→ **CONSIGNES**:
Dressez la liste des métiers attribués à Nicolas Martin dans la phrase d'ouverture de l'entretien.

→ **TEXTE SOURCE**:
▼
Journaliste, auteur, réalisateur, animateur passionné de sciences, Nicolas Martin est devenu l’un des grands noms du festival des Utopiales. Président du Prix Utopiales en littérature, il participe également à la programmation au sein du festival. Nous avons eu l’immense honneur de pouvoir échanger avec lui, une discussion riche en émotions, rires et science-fiction !
La Rédaction : Lorsque vous étiez adolescent, quel a été votre premier grand choc en science-fiction, que se soit en littérature ou au cinéma ?
Nicolas Martin : Je crois que le vrai premier coup de cœur fou, mais je crois presque cliniquement inquiétant, c’est Goldorak. Goldorak, Ulysse 31 et Cobra. Ces dessins animés qui bercent toute mon enfance, quand je commence à dessiner je dessine des Golgoths et des monstres, et surtout ce que j’aime dans ces dessins animés c’est que je suis toujours du côté des méchants. J’adore quand Goldorak se fait latter la gueule, quand il est en difficulté. J’adore voir le golgoth de la semaine, j’adore les méchants quoi ! J’ai même un t-shirt avec les méchants de goldorak que je mets pour les Utopiales ! Donc là je crois qu’il y a un truc très fort qui se joue dans mon imaginaire de gamin.
▲
→ **DONNÉES PRÉSENTÉES**:
▼
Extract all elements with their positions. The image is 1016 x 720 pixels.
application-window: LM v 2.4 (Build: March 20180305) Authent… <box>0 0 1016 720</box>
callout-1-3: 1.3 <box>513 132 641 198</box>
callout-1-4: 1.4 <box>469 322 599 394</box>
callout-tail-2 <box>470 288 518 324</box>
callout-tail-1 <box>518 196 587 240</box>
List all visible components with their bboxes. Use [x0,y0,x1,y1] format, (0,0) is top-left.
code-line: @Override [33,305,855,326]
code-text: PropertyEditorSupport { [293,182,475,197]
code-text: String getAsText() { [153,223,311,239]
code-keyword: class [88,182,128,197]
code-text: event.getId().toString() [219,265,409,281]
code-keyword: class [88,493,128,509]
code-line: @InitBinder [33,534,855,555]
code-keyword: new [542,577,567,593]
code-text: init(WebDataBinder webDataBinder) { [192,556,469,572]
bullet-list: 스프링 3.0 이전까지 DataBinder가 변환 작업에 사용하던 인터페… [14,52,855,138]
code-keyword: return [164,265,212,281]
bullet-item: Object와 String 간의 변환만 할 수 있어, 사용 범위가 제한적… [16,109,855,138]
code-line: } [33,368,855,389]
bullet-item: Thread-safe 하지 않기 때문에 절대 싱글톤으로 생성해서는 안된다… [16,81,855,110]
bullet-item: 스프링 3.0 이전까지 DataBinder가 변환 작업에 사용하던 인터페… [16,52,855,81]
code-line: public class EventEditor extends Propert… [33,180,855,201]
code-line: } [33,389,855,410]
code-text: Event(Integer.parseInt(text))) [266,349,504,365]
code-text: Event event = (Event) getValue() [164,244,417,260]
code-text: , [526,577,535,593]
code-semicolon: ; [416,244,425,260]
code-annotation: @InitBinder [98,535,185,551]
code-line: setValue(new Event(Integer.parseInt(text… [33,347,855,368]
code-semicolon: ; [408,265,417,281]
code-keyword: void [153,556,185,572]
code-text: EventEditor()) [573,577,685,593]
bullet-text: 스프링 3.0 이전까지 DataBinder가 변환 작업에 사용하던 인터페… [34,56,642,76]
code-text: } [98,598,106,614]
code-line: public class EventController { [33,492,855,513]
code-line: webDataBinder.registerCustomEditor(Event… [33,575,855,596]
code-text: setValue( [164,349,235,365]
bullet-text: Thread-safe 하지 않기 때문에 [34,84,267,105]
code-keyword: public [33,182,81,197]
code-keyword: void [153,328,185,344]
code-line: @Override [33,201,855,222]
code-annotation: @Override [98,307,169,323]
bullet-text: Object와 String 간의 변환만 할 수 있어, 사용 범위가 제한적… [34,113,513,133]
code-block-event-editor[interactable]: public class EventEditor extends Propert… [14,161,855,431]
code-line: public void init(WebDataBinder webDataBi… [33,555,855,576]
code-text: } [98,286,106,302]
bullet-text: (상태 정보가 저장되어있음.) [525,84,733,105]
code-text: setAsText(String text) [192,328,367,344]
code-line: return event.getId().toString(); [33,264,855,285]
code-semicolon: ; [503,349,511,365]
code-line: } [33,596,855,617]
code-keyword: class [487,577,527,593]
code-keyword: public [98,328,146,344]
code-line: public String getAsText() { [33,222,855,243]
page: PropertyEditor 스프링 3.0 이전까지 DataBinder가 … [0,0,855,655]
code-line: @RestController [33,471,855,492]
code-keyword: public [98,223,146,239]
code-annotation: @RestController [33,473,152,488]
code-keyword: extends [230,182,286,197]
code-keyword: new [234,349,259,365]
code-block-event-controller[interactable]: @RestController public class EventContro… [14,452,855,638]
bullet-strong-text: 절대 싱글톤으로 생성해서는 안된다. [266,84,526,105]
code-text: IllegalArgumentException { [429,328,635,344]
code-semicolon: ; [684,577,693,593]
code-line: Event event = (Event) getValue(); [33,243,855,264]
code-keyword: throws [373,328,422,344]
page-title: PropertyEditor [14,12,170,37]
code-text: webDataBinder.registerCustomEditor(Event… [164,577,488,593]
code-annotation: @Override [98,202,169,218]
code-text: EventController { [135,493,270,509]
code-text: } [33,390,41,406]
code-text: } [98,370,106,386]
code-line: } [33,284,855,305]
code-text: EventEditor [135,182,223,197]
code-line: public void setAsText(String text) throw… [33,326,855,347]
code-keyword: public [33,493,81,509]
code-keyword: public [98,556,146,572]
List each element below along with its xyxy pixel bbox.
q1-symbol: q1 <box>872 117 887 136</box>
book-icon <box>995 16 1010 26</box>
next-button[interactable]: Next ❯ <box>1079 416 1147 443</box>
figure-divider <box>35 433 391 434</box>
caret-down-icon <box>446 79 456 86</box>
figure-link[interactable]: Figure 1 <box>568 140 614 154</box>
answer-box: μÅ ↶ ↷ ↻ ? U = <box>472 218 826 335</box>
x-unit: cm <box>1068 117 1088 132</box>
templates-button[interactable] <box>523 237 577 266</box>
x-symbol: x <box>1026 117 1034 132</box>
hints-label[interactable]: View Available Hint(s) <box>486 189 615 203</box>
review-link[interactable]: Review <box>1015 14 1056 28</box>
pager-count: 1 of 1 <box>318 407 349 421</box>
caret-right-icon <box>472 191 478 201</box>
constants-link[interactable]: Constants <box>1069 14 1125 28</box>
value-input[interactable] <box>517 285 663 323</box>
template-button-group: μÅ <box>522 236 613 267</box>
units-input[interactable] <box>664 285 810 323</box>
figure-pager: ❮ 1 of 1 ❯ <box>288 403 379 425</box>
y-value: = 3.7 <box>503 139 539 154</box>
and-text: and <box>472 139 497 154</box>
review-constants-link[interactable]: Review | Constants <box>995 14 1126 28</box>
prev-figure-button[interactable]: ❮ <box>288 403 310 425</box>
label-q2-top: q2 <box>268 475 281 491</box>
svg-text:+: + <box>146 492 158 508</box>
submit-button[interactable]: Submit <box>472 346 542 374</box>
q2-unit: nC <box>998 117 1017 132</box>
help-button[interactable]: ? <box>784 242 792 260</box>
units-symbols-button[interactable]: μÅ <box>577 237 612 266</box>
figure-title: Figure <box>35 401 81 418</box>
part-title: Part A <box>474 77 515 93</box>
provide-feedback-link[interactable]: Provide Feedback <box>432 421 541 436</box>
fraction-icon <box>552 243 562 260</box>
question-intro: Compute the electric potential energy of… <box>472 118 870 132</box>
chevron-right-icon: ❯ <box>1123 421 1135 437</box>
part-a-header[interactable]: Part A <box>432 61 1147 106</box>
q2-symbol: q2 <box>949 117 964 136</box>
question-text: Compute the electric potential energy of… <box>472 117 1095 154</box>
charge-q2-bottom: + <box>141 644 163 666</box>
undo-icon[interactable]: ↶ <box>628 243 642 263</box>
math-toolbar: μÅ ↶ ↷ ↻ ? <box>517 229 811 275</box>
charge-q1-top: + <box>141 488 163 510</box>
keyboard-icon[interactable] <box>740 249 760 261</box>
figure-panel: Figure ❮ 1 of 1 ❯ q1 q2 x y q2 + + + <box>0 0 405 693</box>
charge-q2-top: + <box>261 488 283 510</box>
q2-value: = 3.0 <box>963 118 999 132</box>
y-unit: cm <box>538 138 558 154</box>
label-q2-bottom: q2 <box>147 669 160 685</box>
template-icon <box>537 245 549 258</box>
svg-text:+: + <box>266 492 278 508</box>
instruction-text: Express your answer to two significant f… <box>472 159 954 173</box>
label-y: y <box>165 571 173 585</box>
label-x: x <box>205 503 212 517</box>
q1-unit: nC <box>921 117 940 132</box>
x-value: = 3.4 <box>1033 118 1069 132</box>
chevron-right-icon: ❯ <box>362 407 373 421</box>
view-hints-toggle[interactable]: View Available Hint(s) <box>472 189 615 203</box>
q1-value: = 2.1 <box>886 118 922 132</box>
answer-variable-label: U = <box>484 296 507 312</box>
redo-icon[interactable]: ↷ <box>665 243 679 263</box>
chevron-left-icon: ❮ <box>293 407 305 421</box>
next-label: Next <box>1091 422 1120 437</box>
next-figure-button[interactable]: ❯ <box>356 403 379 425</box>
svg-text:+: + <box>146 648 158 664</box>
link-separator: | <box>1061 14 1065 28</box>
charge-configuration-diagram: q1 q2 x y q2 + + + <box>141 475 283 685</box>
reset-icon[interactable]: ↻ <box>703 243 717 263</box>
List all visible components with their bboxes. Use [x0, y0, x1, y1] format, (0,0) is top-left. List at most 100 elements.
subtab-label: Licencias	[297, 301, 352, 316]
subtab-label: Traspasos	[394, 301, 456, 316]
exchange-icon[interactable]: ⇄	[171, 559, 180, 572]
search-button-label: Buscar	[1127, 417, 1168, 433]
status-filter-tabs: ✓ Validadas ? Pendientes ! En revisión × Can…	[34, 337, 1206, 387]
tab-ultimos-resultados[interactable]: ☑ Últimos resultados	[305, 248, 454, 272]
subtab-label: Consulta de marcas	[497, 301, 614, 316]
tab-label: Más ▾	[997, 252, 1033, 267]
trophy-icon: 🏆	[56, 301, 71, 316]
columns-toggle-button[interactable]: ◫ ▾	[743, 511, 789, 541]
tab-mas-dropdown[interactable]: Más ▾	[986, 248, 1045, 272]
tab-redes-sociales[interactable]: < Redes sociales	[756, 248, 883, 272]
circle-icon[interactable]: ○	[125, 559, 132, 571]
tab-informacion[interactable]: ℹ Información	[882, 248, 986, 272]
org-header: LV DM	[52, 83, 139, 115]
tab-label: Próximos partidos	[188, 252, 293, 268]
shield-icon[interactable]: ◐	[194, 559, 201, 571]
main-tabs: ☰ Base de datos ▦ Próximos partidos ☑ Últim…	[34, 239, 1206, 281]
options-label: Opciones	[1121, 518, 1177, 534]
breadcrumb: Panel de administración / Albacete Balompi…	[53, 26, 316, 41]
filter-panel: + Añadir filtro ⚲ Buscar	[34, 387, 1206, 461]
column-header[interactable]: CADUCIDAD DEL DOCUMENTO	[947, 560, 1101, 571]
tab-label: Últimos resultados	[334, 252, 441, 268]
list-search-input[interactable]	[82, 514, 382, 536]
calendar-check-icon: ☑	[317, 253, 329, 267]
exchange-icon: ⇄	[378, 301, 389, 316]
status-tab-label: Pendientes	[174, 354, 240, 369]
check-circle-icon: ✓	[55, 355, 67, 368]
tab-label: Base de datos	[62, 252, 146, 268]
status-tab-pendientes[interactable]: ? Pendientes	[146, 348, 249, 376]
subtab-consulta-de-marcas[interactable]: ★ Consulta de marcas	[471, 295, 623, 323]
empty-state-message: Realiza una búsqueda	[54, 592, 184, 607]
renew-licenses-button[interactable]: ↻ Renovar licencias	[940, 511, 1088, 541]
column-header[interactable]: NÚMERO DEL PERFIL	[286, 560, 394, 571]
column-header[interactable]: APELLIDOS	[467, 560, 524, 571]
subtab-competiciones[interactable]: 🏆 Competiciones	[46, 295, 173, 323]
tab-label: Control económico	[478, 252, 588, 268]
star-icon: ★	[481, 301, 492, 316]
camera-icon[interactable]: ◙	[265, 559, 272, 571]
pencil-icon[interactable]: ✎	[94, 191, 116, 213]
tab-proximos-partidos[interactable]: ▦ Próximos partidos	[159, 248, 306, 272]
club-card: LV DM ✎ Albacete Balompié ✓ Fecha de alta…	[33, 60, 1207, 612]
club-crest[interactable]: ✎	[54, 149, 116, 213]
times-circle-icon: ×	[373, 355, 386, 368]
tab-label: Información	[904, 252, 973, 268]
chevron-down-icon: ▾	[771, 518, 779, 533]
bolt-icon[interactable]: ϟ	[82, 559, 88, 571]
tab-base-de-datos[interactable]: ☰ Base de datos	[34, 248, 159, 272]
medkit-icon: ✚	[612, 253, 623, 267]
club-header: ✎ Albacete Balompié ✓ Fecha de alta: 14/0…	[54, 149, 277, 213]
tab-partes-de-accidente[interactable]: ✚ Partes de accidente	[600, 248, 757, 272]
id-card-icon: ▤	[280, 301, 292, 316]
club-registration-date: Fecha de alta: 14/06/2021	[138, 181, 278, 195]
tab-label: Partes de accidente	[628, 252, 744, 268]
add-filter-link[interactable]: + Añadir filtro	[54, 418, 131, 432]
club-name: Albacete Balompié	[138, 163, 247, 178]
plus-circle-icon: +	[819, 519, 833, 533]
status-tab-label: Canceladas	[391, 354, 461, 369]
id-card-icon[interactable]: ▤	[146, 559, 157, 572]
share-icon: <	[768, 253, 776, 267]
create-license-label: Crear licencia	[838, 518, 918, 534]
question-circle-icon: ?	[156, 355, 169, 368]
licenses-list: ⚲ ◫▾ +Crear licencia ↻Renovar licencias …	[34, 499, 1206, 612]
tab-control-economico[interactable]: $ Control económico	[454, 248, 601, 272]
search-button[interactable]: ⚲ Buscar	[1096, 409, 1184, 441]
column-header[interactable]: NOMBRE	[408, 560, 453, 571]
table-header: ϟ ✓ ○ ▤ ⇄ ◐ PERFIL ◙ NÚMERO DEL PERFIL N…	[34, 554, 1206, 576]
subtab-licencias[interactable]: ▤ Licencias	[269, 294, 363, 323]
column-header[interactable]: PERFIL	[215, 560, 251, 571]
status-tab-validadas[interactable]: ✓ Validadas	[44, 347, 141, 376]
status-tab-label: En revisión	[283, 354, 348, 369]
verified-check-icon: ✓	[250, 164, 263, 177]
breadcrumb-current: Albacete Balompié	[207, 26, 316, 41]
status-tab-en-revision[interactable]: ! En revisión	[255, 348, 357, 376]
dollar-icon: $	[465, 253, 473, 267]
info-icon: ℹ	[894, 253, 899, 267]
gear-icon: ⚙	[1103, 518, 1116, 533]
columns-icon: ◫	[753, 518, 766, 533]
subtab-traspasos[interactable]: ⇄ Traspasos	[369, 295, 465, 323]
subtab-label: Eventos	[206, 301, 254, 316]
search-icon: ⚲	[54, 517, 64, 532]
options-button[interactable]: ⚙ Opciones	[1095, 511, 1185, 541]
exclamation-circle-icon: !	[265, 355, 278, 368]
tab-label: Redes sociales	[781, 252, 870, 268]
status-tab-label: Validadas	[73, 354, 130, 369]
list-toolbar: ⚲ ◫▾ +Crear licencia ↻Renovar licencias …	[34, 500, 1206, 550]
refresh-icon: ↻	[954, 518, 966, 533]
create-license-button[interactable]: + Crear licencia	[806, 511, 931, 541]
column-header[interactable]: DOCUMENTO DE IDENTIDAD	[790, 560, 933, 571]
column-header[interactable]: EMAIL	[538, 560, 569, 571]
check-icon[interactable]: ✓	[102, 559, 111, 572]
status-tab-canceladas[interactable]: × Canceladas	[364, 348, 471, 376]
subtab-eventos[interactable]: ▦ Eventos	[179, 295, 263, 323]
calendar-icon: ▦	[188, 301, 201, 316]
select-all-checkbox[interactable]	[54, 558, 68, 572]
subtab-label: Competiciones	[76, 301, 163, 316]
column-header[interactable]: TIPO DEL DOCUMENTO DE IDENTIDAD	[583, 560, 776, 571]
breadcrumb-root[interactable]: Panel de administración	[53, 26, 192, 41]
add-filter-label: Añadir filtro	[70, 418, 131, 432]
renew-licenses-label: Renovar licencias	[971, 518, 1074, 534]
▲
→ **RÉPONSE**:
Journaliste, auteur, réalisateur, animateur.